# [EXERCISE AIM]
Output each entry that follows exactly. Images stay out.

Data entries:

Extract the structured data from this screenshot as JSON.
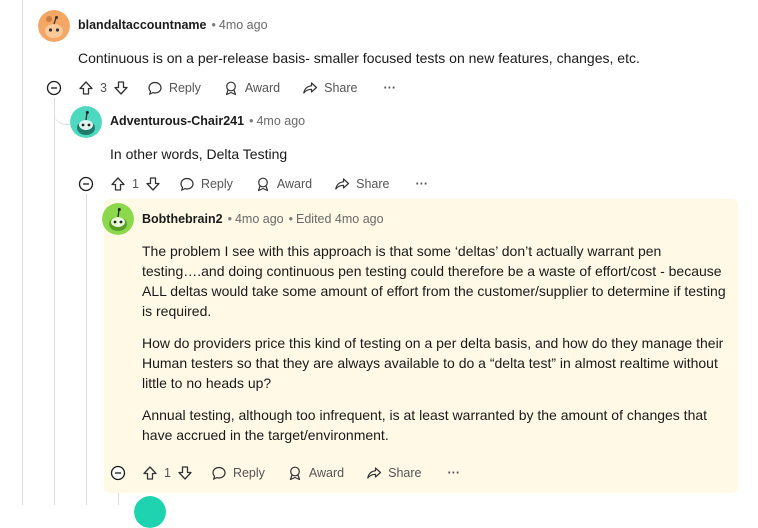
{
  "comments": [
    {
      "username": "blandaltaccountname",
      "time": "4mo ago",
      "edited": "",
      "paragraphs": [
        "Continuous is on a per-release basis- smaller focused tests on new features, changes, etc."
      ],
      "votes": "3",
      "avatar_color": "#f4a765"
    },
    {
      "username": "Adventurous-Chair241",
      "time": "4mo ago",
      "edited": "",
      "paragraphs": [
        "In other words, Delta Testing"
      ],
      "votes": "1",
      "avatar_color": "#4fd8c0"
    },
    {
      "username": "Bobthebrain2",
      "time": "4mo ago",
      "edited": "Edited 4mo ago",
      "paragraphs": [
        "The problem I see with this approach is that some ‘deltas’ don’t actually warrant pen testing….and doing continuous pen testing could therefore be a waste of effort/cost - because ALL deltas would take some amount of effort from the customer/supplier to determine if testing is required.",
        "How do providers price this kind of testing on a per delta basis, and how do they manage their Human testers so that they are always available to do a “delta test” in almost realtime without little to no heads up?",
        "Annual testing, although too infrequent, is at least warranted by the amount of changes that have accrued in the target/environment."
      ],
      "votes": "1",
      "avatar_color": "#8bd84a"
    }
  ],
  "actions": {
    "reply": "Reply",
    "award": "Award",
    "share": "Share",
    "more": "···"
  },
  "colors": {
    "highlight_bg": "#fff9e6",
    "thread_line": "#dadde0",
    "next_avatar": "#1ed4b0"
  }
}
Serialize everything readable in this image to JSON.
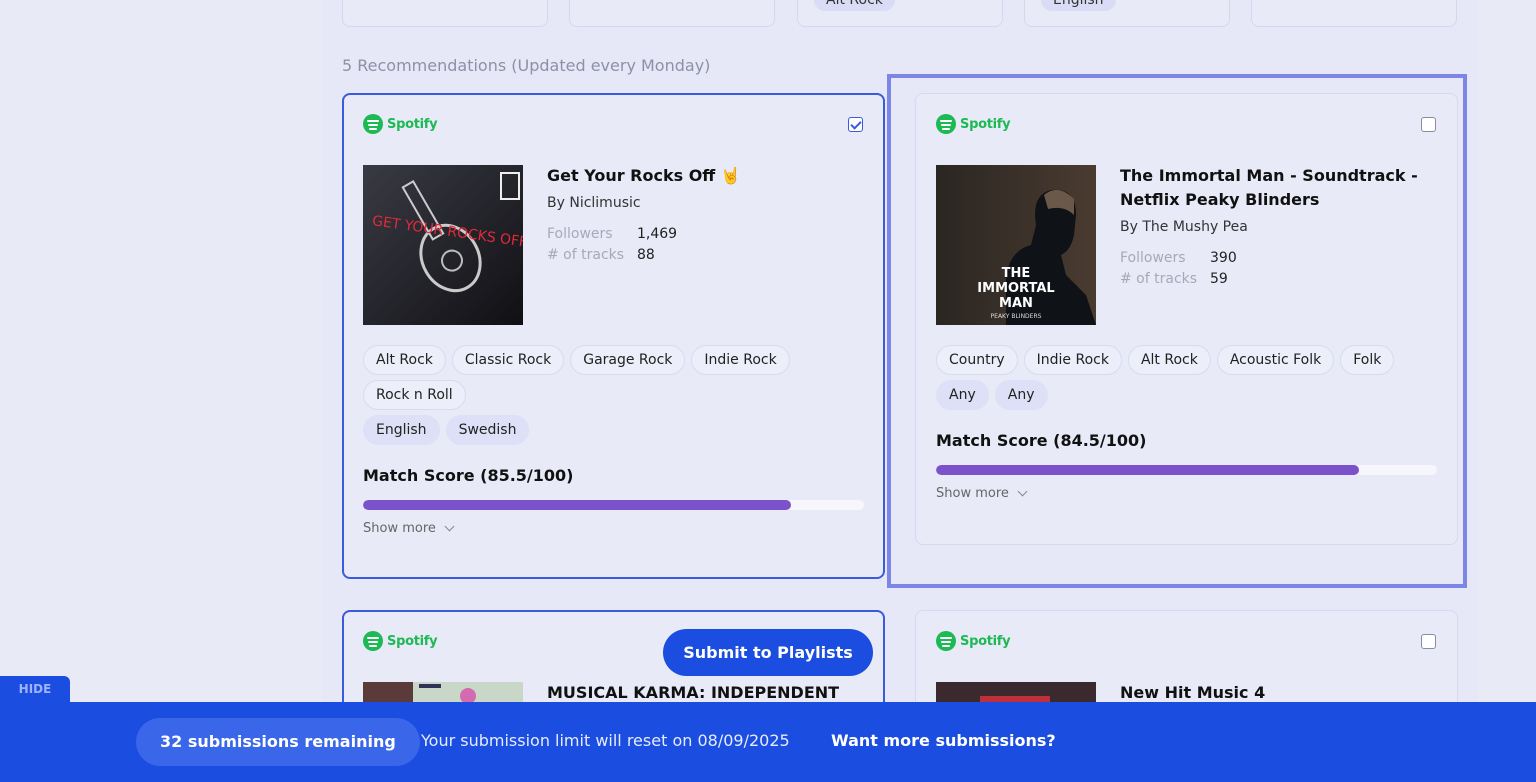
{
  "top_cards": {
    "tag_3": "Alt Rock",
    "tag_4": "English"
  },
  "section_title": "5 Recommendations (Updated every Monday)",
  "spotify_word": "Spotify",
  "cards": [
    {
      "title": "Get Your Rocks Off 🤘",
      "by": "By Niclimusic",
      "followers_label": "Followers",
      "followers": "1,469",
      "tracks_label": "# of tracks",
      "tracks": "88",
      "genres": [
        "Alt Rock",
        "Classic Rock",
        "Garage Rock",
        "Indie Rock",
        "Rock n Roll"
      ],
      "languages": [
        "English",
        "Swedish"
      ],
      "match_label": "Match Score (85.5/100)",
      "match_score": 85.5,
      "show_more": "Show more",
      "checked": true,
      "cover_text": "GET YOUR ROCKS OFF"
    },
    {
      "title": "The Immortal Man - Soundtrack - Netflix Peaky Blinders",
      "by": "By The Mushy Pea",
      "followers_label": "Followers",
      "followers": "390",
      "tracks_label": "# of tracks",
      "tracks": "59",
      "genres": [
        "Country",
        "Indie Rock",
        "Alt Rock",
        "Acoustic Folk",
        "Folk"
      ],
      "languages": [
        "Any",
        "Any"
      ],
      "match_label": "Match Score (84.5/100)",
      "match_score": 84.5,
      "show_more": "Show more",
      "checked": false,
      "cover_text_1": "THE",
      "cover_text_2": "IMMORTAL",
      "cover_text_3": "MAN",
      "cover_text_4": "PEAKY BLINDERS"
    },
    {
      "title": "MUSICAL KARMA: INDEPENDENT MIX",
      "checked": true
    },
    {
      "title": "New Hit Music 4",
      "checked": false
    }
  ],
  "submit_button": "Submit to Playlists",
  "hide_label": "HIDE",
  "footer": {
    "remaining": "32 submissions remaining",
    "reset_text": "Your submission limit will reset on 08/09/2025",
    "more_link": "Want more submissions?"
  },
  "colors": {
    "accent": "#1a4de0",
    "match_bar": "#7b52c9",
    "spotify_green": "#1db954",
    "selected_border": "#3b5bdb"
  }
}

# [SOLUTION TO THE EXERCISE]
Extract the structured data from this screenshot as JSON.
{
  "comments": [
    {
      "username": "blandaltaccountname",
      "time": "4mo ago",
      "edited": "",
      "paragraphs": [
        "Continuous is on a per-release basis- smaller focused tests on new features, changes, etc."
      ],
      "votes": "3",
      "avatar_color": "#f4a765"
    },
    {
      "username": "Adventurous-Chair241",
      "time": "4mo ago",
      "edited": "",
      "paragraphs": [
        "In other words, Delta Testing"
      ],
      "votes": "1",
      "avatar_color": "#4fd8c0"
    },
    {
      "username": "Bobthebrain2",
      "time": "4mo ago",
      "edited": "Edited 4mo ago",
      "paragraphs": [
        "The problem I see with this approach is that some ‘deltas’ don’t actually warrant pen testing….and doing continuous pen testing could therefore be a waste of effort/cost - because ALL deltas would take some amount of effort from the customer/supplier to determine if testing is required.",
        "How do providers price this kind of testing on a per delta basis, and how do they manage their Human testers so that they are always available to do a “delta test” in almost realtime without little to no heads up?",
        "Annual testing, although too infrequent, is at least warranted by the amount of changes that have accrued in the target/environment."
      ],
      "votes": "1",
      "avatar_color": "#8bd84a"
    }
  ],
  "actions": {
    "reply": "Reply",
    "award": "Award",
    "share": "Share",
    "more": "···"
  },
  "colors": {
    "highlight_bg": "#fff9e6",
    "thread_line": "#dadde0",
    "next_avatar": "#1ed4b0"
  }
}
Serialize everything readable in this image to JSON.
{
  "top_cards": {
    "tag_3": "Alt Rock",
    "tag_4": "English"
  },
  "section_title": "5 Recommendations (Updated every Monday)",
  "spotify_word": "Spotify",
  "cards": [
    {
      "title": "Get Your Rocks Off 🤘",
      "by": "By Niclimusic",
      "followers_label": "Followers",
      "followers": "1,469",
      "tracks_label": "# of tracks",
      "tracks": "88",
      "genres": [
        "Alt Rock",
        "Classic Rock",
        "Garage Rock",
        "Indie Rock",
        "Rock n Roll"
      ],
      "languages": [
        "English",
        "Swedish"
      ],
      "match_label": "Match Score (85.5/100)",
      "match_score": 85.5,
      "show_more": "Show more",
      "checked": true,
      "cover_text": "GET YOUR ROCKS OFF"
    },
    {
      "title": "The Immortal Man - Soundtrack - Netflix Peaky Blinders",
      "by": "By The Mushy Pea",
      "followers_label": "Followers",
      "followers": "390",
      "tracks_label": "# of tracks",
      "tracks": "59",
      "genres": [
        "Country",
        "Indie Rock",
        "Alt Rock",
        "Acoustic Folk",
        "Folk"
      ],
      "languages": [
        "Any",
        "Any"
      ],
      "match_label": "Match Score (84.5/100)",
      "match_score": 84.5,
      "show_more": "Show more",
      "checked": false,
      "cover_text_1": "THE",
      "cover_text_2": "IMMORTAL",
      "cover_text_3": "MAN",
      "cover_text_4": "PEAKY BLINDERS"
    },
    {
      "title": "MUSICAL KARMA: INDEPENDENT MIX",
      "checked": true
    },
    {
      "title": "New Hit Music 4",
      "checked": false
    }
  ],
  "submit_button": "Submit to Playlists",
  "hide_label": "HIDE",
  "footer": {
    "remaining": "32 submissions remaining",
    "reset_text": "Your submission limit will reset on 08/09/2025",
    "more_link": "Want more submissions?"
  },
  "colors": {
    "accent": "#1a4de0",
    "match_bar": "#7b52c9",
    "spotify_green": "#1db954",
    "selected_border": "#3b5bdb"
  }
}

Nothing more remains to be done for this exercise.